Aim of the exercise -> Leave the pictures out and print every record below exactly as it stands.

Records
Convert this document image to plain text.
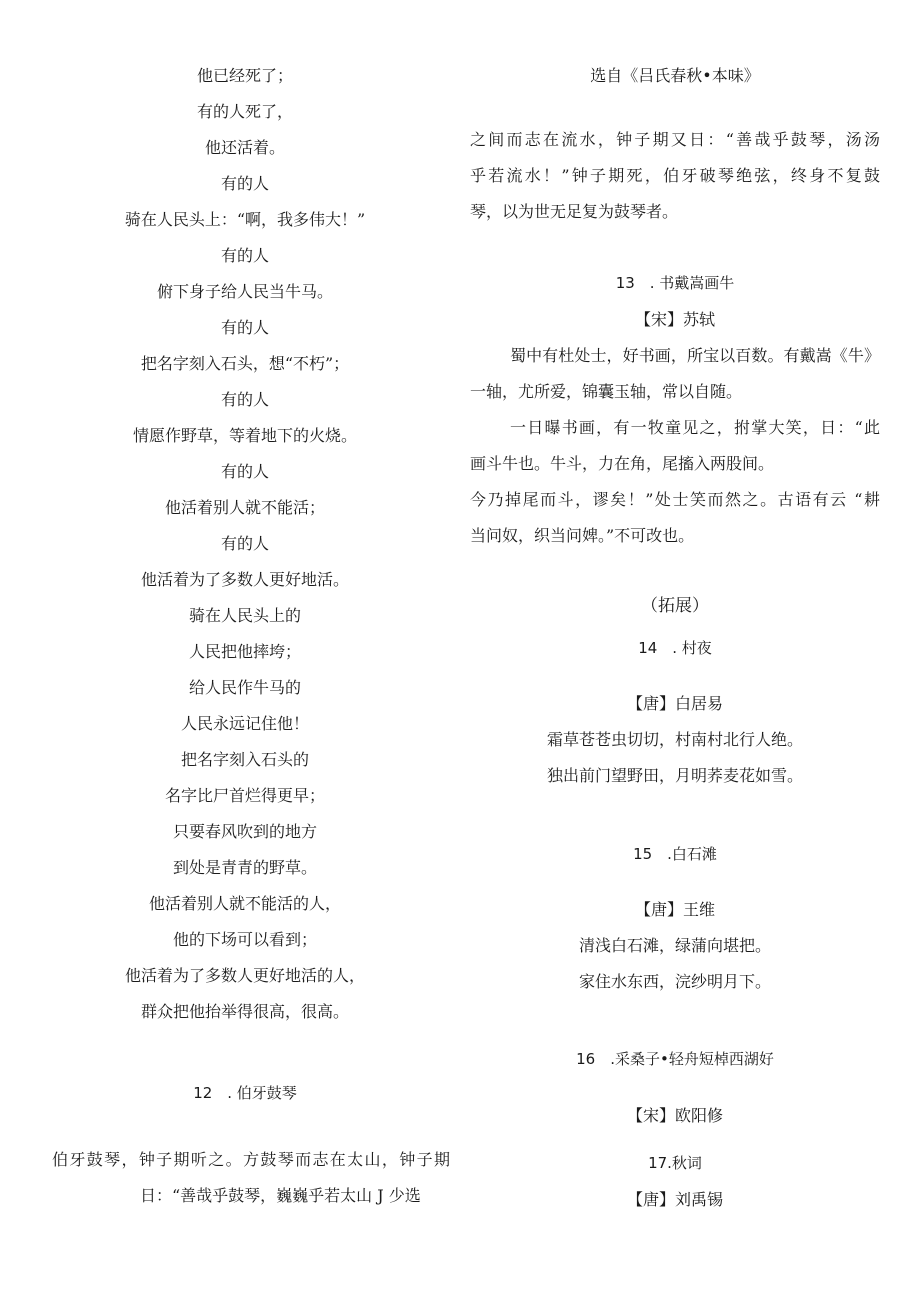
他已经死了；
有的人死了，
他还活着。
有的人
骑在人民头上：“啊，我多伟大！”
有的人
俯下身子给人民当牛马。
有的人
把名字刻入石头，想“不朽”；
有的人
情愿作野草，等着地下的火烧。
有的人
他活着别人就不能活；
有的人
他活着为了多数人更好地活。
骑在人民头上的
人民把他摔垮；
给人民作牛马的
人民永远记住他！
把名字刻入石头的
名字比尸首烂得更早；
只要春风吹到的地方
到处是青青的野草。
他活着别人就不能活的人，
他的下场可以看到；
他活着为了多数人更好地活的人，
群众把他抬举得很高，很高。
12　. 伯牙鼓琴
伯牙鼓琴，钟子期听之。方鼓琴而志在太山，钟子期
日：“善哉乎鼓琴，巍巍乎若太山 J 少选
选自《吕氏春秋•本味》
之间而志在流水，钟子期又日：“善哉乎鼓琴，汤汤
乎若流水！”钟子期死，伯牙破琴绝弦，终身不复鼓
琴，以为世无足复为鼓琴者。
13　. 书戴嵩画牛
【宋】苏轼
蜀中有杜处士，好书画，所宝以百数。有戴嵩《牛》
一轴，尤所爱，锦囊玉轴，常以自随。
一日曝书画，有一牧童见之，拊掌大笑，日：“此
画斗牛也。牛斗，力在角，尾搐入两股间。
今乃掉尾而斗，谬矣！”处士笑而然之。古语有云 “耕
当问奴，织当问婢。”不可改也。
（拓展）
14　. 村夜
【唐】白居易
霜草苍苍虫切切，村南村北行人绝。
独出前门望野田，月明荞麦花如雪。
15　.白石滩
【唐】王维
清浅白石滩，绿蒲向堪把。
家住水东西，浣纱明月下。
16　.采桑子•轻舟短棹西湖好
【宋】欧阳修
17.秋词
【唐】刘禹锡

Full response ->
Convert this document image to plain text.
他已经死了；
有的人死了，
他还活着。
有的人
骑在人民头上：“啊，我多伟大！”
有的人
俯下身子给人民当牛马。
有的人
把名字刻入石头，想“不朽”；
有的人
情愿作野草，等着地下的火烧。
有的人
他活着别人就不能活；
有的人
他活着为了多数人更好地活。
骑在人民头上的
人民把他摔垮；
给人民作牛马的
人民永远记住他！
把名字刻入石头的
名字比尸首烂得更早；
只要春风吹到的地方
到处是青青的野草。
他活着别人就不能活的人，
他的下场可以看到；
他活着为了多数人更好地活的人，
群众把他抬举得很高，很高。
12　. 伯牙鼓琴
伯牙鼓琴，钟子期听之。方鼓琴而志在太山，钟子期
日：“善哉乎鼓琴，巍巍乎若太山 J 少选
选自《吕氏春秋•本味》
之间而志在流水，钟子期又日：“善哉乎鼓琴，汤汤
乎若流水！”钟子期死，伯牙破琴绝弦，终身不复鼓
琴，以为世无足复为鼓琴者。
13　. 书戴嵩画牛
【宋】苏轼
蜀中有杜处士，好书画，所宝以百数。有戴嵩《牛》
一轴，尤所爱，锦囊玉轴，常以自随。
一日曝书画，有一牧童见之，拊掌大笑，日：“此
画斗牛也。牛斗，力在角，尾搐入两股间。
今乃掉尾而斗，谬矣！”处士笑而然之。古语有云 “耕
当问奴，织当问婢。”不可改也。
（拓展）
14　. 村夜
【唐】白居易
霜草苍苍虫切切，村南村北行人绝。
独出前门望野田，月明荞麦花如雪。
15　.白石滩
【唐】王维
清浅白石滩，绿蒲向堪把。
家住水东西，浣纱明月下。
16　.采桑子•轻舟短棹西湖好
【宋】欧阳修
17.秋词
【唐】刘禹锡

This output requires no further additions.